Work instructions: Reproduce the data in its entirety, exactly as supplied.

Record list:
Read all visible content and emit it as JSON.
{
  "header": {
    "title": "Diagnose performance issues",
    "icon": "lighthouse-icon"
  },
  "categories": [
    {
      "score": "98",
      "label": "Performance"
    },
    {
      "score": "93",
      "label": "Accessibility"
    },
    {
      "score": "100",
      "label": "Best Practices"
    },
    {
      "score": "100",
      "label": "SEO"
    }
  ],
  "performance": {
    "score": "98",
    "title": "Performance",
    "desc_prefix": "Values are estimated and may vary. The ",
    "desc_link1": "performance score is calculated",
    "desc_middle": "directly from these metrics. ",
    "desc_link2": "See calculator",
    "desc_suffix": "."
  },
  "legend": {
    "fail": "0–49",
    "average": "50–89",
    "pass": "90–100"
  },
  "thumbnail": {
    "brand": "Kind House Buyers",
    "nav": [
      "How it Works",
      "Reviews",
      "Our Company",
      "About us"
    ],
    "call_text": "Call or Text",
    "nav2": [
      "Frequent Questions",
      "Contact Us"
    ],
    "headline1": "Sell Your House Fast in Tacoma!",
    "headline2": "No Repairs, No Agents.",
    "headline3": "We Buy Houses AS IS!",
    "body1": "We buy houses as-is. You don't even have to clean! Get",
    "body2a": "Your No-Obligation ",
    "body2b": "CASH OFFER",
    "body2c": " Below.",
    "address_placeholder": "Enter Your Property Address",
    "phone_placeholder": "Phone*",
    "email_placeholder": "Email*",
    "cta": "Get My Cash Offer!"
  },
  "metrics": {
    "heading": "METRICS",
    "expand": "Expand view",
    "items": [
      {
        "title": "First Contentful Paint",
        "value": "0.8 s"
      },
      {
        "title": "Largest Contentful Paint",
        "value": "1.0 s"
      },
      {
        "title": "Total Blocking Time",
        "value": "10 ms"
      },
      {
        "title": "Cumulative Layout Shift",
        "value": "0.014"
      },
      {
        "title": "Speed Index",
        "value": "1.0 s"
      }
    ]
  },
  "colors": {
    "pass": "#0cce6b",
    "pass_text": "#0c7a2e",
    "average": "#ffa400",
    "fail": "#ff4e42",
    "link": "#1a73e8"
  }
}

Finished exercise:
Read all visible content and emit it as JSON.
{
  "header": {
    "title": "Diagnose performance issues",
    "icon": "lighthouse-icon"
  },
  "categories": [
    {
      "score": "98",
      "label": "Performance"
    },
    {
      "score": "93",
      "label": "Accessibility"
    },
    {
      "score": "100",
      "label": "Best Practices"
    },
    {
      "score": "100",
      "label": "SEO"
    }
  ],
  "performance": {
    "score": "98",
    "title": "Performance",
    "desc_prefix": "Values are estimated and may vary. The ",
    "desc_link1": "performance score is calculated",
    "desc_middle": "directly from these metrics. ",
    "desc_link2": "See calculator",
    "desc_suffix": "."
  },
  "legend": {
    "fail": "0–49",
    "average": "50–89",
    "pass": "90–100"
  },
  "thumbnail": {
    "brand": "Kind House Buyers",
    "nav": [
      "How it Works",
      "Reviews",
      "Our Company",
      "About us"
    ],
    "call_text": "Call or Text",
    "nav2": [
      "Frequent Questions",
      "Contact Us"
    ],
    "headline1": "Sell Your House Fast in Tacoma!",
    "headline2": "No Repairs, No Agents.",
    "headline3": "We Buy Houses AS IS!",
    "body1": "We buy houses as-is. You don't even have to clean! Get",
    "body2a": "Your No-Obligation ",
    "body2b": "CASH OFFER",
    "body2c": " Below.",
    "address_placeholder": "Enter Your Property Address",
    "phone_placeholder": "Phone*",
    "email_placeholder": "Email*",
    "cta": "Get My Cash Offer!"
  },
  "metrics": {
    "heading": "METRICS",
    "expand": "Expand view",
    "items": [
      {
        "title": "First Contentful Paint",
        "value": "0.8 s"
      },
      {
        "title": "Largest Contentful Paint",
        "value": "1.0 s"
      },
      {
        "title": "Total Blocking Time",
        "value": "10 ms"
      },
      {
        "title": "Cumulative Layout Shift",
        "value": "0.014"
      },
      {
        "title": "Speed Index",
        "value": "1.0 s"
      }
    ]
  },
  "colors": {
    "pass": "#0cce6b",
    "pass_text": "#0c7a2e",
    "average": "#ffa400",
    "fail": "#ff4e42",
    "link": "#1a73e8"
  }
}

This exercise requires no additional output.